### RECORDS SUPPLIED
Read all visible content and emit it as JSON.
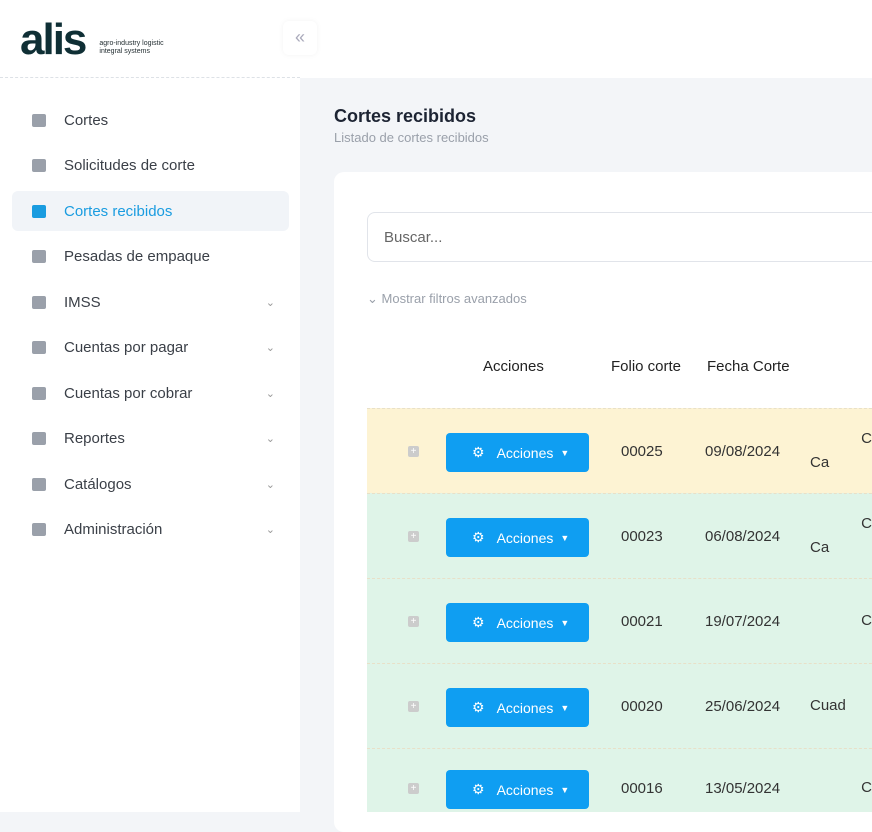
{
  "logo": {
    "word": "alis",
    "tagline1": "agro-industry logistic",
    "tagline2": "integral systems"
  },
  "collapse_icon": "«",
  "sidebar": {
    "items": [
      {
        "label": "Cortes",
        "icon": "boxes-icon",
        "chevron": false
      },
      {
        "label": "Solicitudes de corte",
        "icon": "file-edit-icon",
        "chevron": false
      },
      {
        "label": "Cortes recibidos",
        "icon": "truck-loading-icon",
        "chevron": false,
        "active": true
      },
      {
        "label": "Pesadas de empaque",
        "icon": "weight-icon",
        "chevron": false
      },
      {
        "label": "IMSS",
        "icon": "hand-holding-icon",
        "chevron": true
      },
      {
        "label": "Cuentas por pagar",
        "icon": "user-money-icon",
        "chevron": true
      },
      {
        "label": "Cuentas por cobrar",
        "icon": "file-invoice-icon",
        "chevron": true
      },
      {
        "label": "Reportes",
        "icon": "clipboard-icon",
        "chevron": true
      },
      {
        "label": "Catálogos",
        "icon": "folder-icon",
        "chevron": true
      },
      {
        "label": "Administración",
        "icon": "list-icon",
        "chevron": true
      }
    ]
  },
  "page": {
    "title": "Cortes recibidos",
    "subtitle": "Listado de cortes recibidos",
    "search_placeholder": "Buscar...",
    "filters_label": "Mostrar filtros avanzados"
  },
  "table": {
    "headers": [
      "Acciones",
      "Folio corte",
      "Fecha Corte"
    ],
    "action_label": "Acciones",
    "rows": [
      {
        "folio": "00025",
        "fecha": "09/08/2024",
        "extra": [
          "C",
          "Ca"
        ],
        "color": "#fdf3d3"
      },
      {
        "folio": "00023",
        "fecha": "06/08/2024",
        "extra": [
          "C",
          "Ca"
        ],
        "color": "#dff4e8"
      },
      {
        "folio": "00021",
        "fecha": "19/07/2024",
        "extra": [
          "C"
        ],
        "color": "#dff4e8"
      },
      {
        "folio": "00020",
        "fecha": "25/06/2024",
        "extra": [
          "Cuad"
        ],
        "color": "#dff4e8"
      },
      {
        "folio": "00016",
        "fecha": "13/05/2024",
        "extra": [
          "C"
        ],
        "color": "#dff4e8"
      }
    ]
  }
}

...

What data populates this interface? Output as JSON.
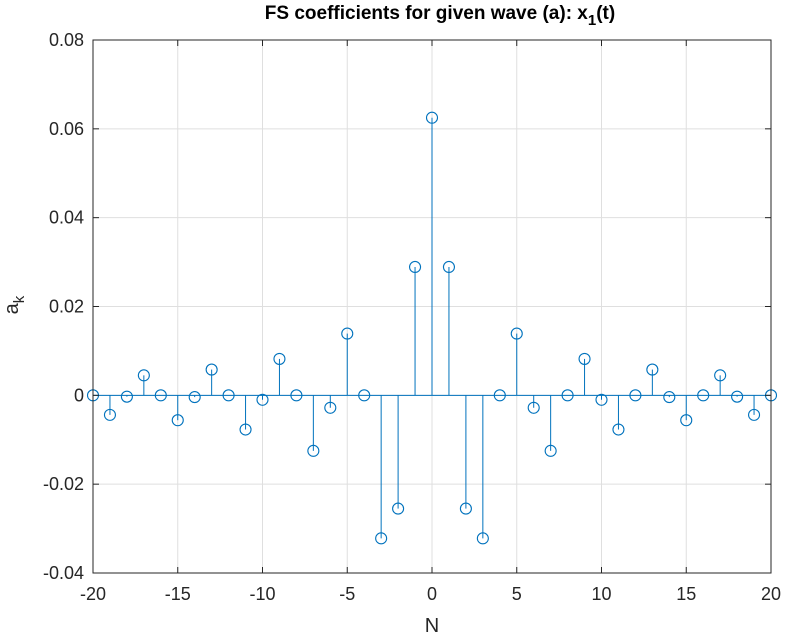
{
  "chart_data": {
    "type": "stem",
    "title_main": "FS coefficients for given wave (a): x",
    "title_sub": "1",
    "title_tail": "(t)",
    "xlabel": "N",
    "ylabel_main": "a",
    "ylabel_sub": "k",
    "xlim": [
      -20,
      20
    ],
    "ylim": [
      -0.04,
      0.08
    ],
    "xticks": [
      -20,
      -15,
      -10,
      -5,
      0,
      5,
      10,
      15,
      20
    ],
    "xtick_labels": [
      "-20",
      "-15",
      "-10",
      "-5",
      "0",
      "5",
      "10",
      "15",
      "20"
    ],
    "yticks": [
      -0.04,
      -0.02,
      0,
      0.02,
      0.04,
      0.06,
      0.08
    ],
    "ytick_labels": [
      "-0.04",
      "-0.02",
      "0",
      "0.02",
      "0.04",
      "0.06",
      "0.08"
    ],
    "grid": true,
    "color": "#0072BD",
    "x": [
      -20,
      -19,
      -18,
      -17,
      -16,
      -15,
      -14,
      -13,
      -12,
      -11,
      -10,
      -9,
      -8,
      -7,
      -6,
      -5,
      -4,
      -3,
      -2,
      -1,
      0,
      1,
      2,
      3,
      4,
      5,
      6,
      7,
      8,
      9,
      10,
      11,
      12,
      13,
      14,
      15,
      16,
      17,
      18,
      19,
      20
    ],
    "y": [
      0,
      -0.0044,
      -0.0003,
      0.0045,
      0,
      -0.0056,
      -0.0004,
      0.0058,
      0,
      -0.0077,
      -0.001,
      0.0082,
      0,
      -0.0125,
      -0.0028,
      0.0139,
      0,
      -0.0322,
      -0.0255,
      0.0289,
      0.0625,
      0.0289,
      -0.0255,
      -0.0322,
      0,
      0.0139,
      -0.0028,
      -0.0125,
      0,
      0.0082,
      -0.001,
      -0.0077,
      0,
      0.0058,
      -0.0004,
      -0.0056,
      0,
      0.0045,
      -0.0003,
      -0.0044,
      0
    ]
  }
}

### BRIEF
A line counts if it holds the word "Cuentas". How many lines of the entries count? Give the number only.

### FULL ANSWER
2